DIRECTIONS FOR THIS TASK — Transcribe the material below exactly as it appears.

-------- DATA SUPPLIED --------

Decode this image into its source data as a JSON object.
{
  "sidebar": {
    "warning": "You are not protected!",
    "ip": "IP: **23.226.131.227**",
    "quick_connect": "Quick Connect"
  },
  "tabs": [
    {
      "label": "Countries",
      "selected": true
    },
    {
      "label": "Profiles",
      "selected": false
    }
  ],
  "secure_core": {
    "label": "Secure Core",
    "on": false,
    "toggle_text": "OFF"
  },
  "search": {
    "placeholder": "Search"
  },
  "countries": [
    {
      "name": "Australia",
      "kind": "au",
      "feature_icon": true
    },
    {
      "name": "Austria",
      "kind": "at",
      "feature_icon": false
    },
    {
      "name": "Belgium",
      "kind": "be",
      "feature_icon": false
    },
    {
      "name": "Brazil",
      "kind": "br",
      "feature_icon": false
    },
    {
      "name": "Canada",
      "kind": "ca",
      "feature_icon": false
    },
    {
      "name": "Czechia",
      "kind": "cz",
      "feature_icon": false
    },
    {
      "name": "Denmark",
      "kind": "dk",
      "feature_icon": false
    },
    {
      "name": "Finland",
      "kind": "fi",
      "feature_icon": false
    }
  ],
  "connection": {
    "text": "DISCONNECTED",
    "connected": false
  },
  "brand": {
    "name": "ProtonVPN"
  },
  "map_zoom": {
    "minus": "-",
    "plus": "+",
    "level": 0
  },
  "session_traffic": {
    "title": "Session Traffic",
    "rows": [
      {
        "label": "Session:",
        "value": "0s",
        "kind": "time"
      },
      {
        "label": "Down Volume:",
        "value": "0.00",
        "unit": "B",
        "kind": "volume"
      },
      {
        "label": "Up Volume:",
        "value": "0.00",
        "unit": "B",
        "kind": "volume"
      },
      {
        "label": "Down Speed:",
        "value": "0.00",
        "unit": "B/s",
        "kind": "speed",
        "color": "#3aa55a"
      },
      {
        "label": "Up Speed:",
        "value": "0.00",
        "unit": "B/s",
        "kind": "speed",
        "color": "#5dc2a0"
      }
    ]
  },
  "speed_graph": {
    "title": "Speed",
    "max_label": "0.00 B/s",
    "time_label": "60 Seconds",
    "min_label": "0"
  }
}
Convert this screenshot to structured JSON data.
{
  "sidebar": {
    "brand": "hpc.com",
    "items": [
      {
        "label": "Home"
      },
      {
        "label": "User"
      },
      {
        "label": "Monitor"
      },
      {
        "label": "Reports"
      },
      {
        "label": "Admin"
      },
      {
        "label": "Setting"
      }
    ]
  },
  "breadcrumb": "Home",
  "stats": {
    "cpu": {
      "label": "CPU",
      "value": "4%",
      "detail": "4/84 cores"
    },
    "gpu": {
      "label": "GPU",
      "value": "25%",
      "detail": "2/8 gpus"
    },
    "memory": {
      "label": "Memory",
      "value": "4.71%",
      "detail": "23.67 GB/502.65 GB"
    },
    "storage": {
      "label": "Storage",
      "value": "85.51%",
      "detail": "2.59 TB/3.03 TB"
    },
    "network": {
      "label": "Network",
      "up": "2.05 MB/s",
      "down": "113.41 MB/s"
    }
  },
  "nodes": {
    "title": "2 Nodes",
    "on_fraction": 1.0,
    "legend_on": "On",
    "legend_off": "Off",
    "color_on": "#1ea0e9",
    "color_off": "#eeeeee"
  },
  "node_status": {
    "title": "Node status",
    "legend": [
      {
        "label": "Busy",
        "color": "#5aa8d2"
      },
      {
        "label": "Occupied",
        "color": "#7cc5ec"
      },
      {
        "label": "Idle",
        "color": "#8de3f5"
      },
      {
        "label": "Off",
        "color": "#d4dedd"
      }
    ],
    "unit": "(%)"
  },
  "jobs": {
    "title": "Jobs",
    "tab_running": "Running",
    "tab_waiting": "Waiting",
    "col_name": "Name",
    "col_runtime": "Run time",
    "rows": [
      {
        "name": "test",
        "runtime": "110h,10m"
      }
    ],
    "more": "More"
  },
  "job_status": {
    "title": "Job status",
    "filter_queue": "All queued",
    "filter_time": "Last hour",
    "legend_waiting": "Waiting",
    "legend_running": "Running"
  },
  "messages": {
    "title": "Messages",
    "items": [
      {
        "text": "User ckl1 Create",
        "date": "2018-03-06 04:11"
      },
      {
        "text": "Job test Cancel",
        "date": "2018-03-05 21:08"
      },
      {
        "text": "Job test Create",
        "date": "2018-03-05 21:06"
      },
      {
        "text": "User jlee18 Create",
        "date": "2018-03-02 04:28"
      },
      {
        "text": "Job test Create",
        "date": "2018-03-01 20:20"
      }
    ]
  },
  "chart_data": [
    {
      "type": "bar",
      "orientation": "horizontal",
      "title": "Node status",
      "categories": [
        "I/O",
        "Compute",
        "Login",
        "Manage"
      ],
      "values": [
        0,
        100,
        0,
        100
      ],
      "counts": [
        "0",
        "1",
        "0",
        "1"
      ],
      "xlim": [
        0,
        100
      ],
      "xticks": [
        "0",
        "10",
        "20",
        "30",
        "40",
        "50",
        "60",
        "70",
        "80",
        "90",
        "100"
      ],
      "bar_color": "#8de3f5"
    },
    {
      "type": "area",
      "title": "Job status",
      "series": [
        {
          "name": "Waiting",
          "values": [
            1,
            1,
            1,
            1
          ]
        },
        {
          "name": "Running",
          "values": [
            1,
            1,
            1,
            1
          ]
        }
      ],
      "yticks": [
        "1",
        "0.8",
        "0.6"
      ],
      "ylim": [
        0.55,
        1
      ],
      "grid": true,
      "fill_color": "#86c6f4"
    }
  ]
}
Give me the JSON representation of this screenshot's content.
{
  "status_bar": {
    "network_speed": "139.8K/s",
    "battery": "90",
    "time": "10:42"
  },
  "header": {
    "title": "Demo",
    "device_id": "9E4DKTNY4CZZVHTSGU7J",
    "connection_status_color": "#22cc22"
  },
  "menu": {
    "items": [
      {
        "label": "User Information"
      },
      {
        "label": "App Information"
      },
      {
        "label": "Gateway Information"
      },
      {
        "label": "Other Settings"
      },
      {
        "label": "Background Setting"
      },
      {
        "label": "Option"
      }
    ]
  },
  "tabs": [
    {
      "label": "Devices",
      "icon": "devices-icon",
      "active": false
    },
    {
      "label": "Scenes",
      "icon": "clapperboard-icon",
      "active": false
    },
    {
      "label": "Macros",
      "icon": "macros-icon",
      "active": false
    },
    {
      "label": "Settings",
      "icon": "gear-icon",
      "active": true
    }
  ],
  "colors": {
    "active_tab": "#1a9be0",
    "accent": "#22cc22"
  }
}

--------

EXERCISE RESULT —
Decode this image into its source data as a JSON object.
{
  "sidebar": {
    "warning": "You are not protected!",
    "ip": "IP: **23.226.131.227**",
    "quick_connect": "Quick Connect"
  },
  "tabs": [
    {
      "label": "Countries",
      "selected": true
    },
    {
      "label": "Profiles",
      "selected": false
    }
  ],
  "secure_core": {
    "label": "Secure Core",
    "on": false,
    "toggle_text": "OFF"
  },
  "search": {
    "placeholder": "Search"
  },
  "countries": [
    {
      "name": "Australia",
      "kind": "au",
      "feature_icon": true
    },
    {
      "name": "Austria",
      "kind": "at",
      "feature_icon": false
    },
    {
      "name": "Belgium",
      "kind": "be",
      "feature_icon": false
    },
    {
      "name": "Brazil",
      "kind": "br",
      "feature_icon": false
    },
    {
      "name": "Canada",
      "kind": "ca",
      "feature_icon": false
    },
    {
      "name": "Czechia",
      "kind": "cz",
      "feature_icon": false
    },
    {
      "name": "Denmark",
      "kind": "dk",
      "feature_icon": false
    },
    {
      "name": "Finland",
      "kind": "fi",
      "feature_icon": false
    }
  ],
  "connection": {
    "text": "DISCONNECTED",
    "connected": false
  },
  "brand": {
    "name": "ProtonVPN"
  },
  "map_zoom": {
    "minus": "-",
    "plus": "+",
    "level": 0
  },
  "session_traffic": {
    "title": "Session Traffic",
    "rows": [
      {
        "label": "Session:",
        "value": "0s",
        "kind": "time"
      },
      {
        "label": "Down Volume:",
        "value": "0.00",
        "unit": "B",
        "kind": "volume"
      },
      {
        "label": "Up Volume:",
        "value": "0.00",
        "unit": "B",
        "kind": "volume"
      },
      {
        "label": "Down Speed:",
        "value": "0.00",
        "unit": "B/s",
        "kind": "speed",
        "color": "#3aa55a"
      },
      {
        "label": "Up Speed:",
        "value": "0.00",
        "unit": "B/s",
        "kind": "speed",
        "color": "#5dc2a0"
      }
    ]
  },
  "speed_graph": {
    "title": "Speed",
    "max_label": "0.00 B/s",
    "time_label": "60 Seconds",
    "min_label": "0"
  }
}
Convert this screenshot to structured JSON data.
{
  "sidebar": {
    "brand": "hpc.com",
    "items": [
      {
        "label": "Home"
      },
      {
        "label": "User"
      },
      {
        "label": "Monitor"
      },
      {
        "label": "Reports"
      },
      {
        "label": "Admin"
      },
      {
        "label": "Setting"
      }
    ]
  },
  "breadcrumb": "Home",
  "stats": {
    "cpu": {
      "label": "CPU",
      "value": "4%",
      "detail": "4/84 cores"
    },
    "gpu": {
      "label": "GPU",
      "value": "25%",
      "detail": "2/8 gpus"
    },
    "memory": {
      "label": "Memory",
      "value": "4.71%",
      "detail": "23.67 GB/502.65 GB"
    },
    "storage": {
      "label": "Storage",
      "value": "85.51%",
      "detail": "2.59 TB/3.03 TB"
    },
    "network": {
      "label": "Network",
      "up": "2.05 MB/s",
      "down": "113.41 MB/s"
    }
  },
  "nodes": {
    "title": "2 Nodes",
    "on_fraction": 1.0,
    "legend_on": "On",
    "legend_off": "Off",
    "color_on": "#1ea0e9",
    "color_off": "#eeeeee"
  },
  "node_status": {
    "title": "Node status",
    "legend": [
      {
        "label": "Busy",
        "color": "#5aa8d2"
      },
      {
        "label": "Occupied",
        "color": "#7cc5ec"
      },
      {
        "label": "Idle",
        "color": "#8de3f5"
      },
      {
        "label": "Off",
        "color": "#d4dedd"
      }
    ],
    "unit": "(%)"
  },
  "jobs": {
    "title": "Jobs",
    "tab_running": "Running",
    "tab_waiting": "Waiting",
    "col_name": "Name",
    "col_runtime": "Run time",
    "rows": [
      {
        "name": "test",
        "runtime": "110h,10m"
      }
    ],
    "more": "More"
  },
  "job_status": {
    "title": "Job status",
    "filter_queue": "All queued",
    "filter_time": "Last hour",
    "legend_waiting": "Waiting",
    "legend_running": "Running"
  },
  "messages": {
    "title": "Messages",
    "items": [
      {
        "text": "User ckl1 Create",
        "date": "2018-03-06 04:11"
      },
      {
        "text": "Job test Cancel",
        "date": "2018-03-05 21:08"
      },
      {
        "text": "Job test Create",
        "date": "2018-03-05 21:06"
      },
      {
        "text": "User jlee18 Create",
        "date": "2018-03-02 04:28"
      },
      {
        "text": "Job test Create",
        "date": "2018-03-01 20:20"
      }
    ]
  },
  "chart_data": [
    {
      "type": "bar",
      "orientation": "horizontal",
      "title": "Node status",
      "categories": [
        "I/O",
        "Compute",
        "Login",
        "Manage"
      ],
      "values": [
        0,
        100,
        0,
        100
      ],
      "counts": [
        "0",
        "1",
        "0",
        "1"
      ],
      "xlim": [
        0,
        100
      ],
      "xticks": [
        "0",
        "10",
        "20",
        "30",
        "40",
        "50",
        "60",
        "70",
        "80",
        "90",
        "100"
      ],
      "bar_color": "#8de3f5"
    },
    {
      "type": "area",
      "title": "Job status",
      "series": [
        {
          "name": "Waiting",
          "values": [
            1,
            1,
            1,
            1
          ]
        },
        {
          "name": "Running",
          "values": [
            1,
            1,
            1,
            1
          ]
        }
      ],
      "yticks": [
        "1",
        "0.8",
        "0.6"
      ],
      "ylim": [
        0.55,
        1
      ],
      "grid": true,
      "fill_color": "#86c6f4"
    }
  ]
}
Give me the JSON representation of this screenshot's content.
{
  "status_bar": {
    "network_speed": "139.8K/s",
    "battery": "90",
    "time": "10:42"
  },
  "header": {
    "title": "Demo",
    "device_id": "9E4DKTNY4CZZVHTSGU7J",
    "connection_status_color": "#22cc22"
  },
  "menu": {
    "items": [
      {
        "label": "User Information"
      },
      {
        "label": "App Information"
      },
      {
        "label": "Gateway Information"
      },
      {
        "label": "Other Settings"
      },
      {
        "label": "Background Setting"
      },
      {
        "label": "Option"
      }
    ]
  },
  "tabs": [
    {
      "label": "Devices",
      "icon": "devices-icon",
      "active": false
    },
    {
      "label": "Scenes",
      "icon": "clapperboard-icon",
      "active": false
    },
    {
      "label": "Macros",
      "icon": "macros-icon",
      "active": false
    },
    {
      "label": "Settings",
      "icon": "gear-icon",
      "active": true
    }
  ],
  "colors": {
    "active_tab": "#1a9be0",
    "accent": "#22cc22"
  }
}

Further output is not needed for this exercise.